**Objective:**
Please reproduce everything from the start of the entries down to the line containing "area-xtick-label: 2 [197, 437, 210, 461]", with that line included.

**Supplied data:**
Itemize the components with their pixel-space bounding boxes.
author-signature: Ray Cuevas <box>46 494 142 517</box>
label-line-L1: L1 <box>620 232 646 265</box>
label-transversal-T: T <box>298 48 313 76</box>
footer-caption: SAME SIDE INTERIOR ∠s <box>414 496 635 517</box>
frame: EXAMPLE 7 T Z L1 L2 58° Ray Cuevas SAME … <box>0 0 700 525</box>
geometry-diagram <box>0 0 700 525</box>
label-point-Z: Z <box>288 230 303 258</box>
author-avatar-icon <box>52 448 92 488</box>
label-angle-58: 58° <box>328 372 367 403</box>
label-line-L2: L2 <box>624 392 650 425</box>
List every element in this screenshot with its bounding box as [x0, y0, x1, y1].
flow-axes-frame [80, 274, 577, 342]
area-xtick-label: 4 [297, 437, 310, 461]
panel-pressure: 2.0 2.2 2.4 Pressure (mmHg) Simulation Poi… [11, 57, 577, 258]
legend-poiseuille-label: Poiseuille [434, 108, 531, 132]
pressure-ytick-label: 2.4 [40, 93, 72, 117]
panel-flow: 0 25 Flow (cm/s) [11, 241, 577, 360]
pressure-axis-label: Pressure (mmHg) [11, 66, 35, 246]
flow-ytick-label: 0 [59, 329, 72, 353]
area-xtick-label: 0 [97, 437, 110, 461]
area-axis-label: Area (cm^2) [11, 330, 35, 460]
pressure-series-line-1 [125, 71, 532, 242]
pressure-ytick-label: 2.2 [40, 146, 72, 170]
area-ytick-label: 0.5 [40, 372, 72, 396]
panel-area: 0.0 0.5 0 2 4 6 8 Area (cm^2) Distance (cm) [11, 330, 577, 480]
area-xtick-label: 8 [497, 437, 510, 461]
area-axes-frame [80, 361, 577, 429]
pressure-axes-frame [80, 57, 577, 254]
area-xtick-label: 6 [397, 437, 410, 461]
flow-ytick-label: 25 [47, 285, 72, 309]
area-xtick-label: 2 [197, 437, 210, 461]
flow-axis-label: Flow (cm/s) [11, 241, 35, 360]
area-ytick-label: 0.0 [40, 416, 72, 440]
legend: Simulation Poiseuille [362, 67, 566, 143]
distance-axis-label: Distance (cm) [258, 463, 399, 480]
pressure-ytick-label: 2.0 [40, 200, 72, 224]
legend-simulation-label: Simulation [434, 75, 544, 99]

**Response for this exercise:**
Itemize the components with their pixel-space bounding boxes.
author-signature: Ray Cuevas <box>46 494 142 517</box>
label-line-L1: L1 <box>620 232 646 265</box>
label-transversal-T: T <box>298 48 313 76</box>
footer-caption: SAME SIDE INTERIOR ∠s <box>414 496 635 517</box>
frame: EXAMPLE 7 T Z L1 L2 58° Ray Cuevas SAME … <box>0 0 700 525</box>
geometry-diagram <box>0 0 700 525</box>
label-point-Z: Z <box>288 230 303 258</box>
author-avatar-icon <box>52 448 92 488</box>
label-angle-58: 58° <box>328 372 367 403</box>
label-line-L2: L2 <box>624 392 650 425</box>
List every element in this screenshot with its bounding box as [x0, y0, x1, y1].
flow-axes-frame [80, 274, 577, 342]
area-xtick-label: 4 [297, 437, 310, 461]
panel-pressure: 2.0 2.2 2.4 Pressure (mmHg) Simulation Poi… [11, 57, 577, 258]
legend-poiseuille-label: Poiseuille [434, 108, 531, 132]
pressure-ytick-label: 2.4 [40, 93, 72, 117]
panel-flow: 0 25 Flow (cm/s) [11, 241, 577, 360]
pressure-axis-label: Pressure (mmHg) [11, 66, 35, 246]
flow-ytick-label: 0 [59, 329, 72, 353]
area-xtick-label: 0 [97, 437, 110, 461]
area-axis-label: Area (cm^2) [11, 330, 35, 460]
pressure-series-line-1 [125, 71, 532, 242]
pressure-ytick-label: 2.2 [40, 146, 72, 170]
area-ytick-label: 0.5 [40, 372, 72, 396]
panel-area: 0.0 0.5 0 2 4 6 8 Area (cm^2) Distance (cm) [11, 330, 577, 480]
area-xtick-label: 8 [497, 437, 510, 461]
area-axes-frame [80, 361, 577, 429]
pressure-axes-frame [80, 57, 577, 254]
area-xtick-label: 6 [397, 437, 410, 461]
flow-ytick-label: 25 [47, 285, 72, 309]
area-xtick-label: 2 [197, 437, 210, 461]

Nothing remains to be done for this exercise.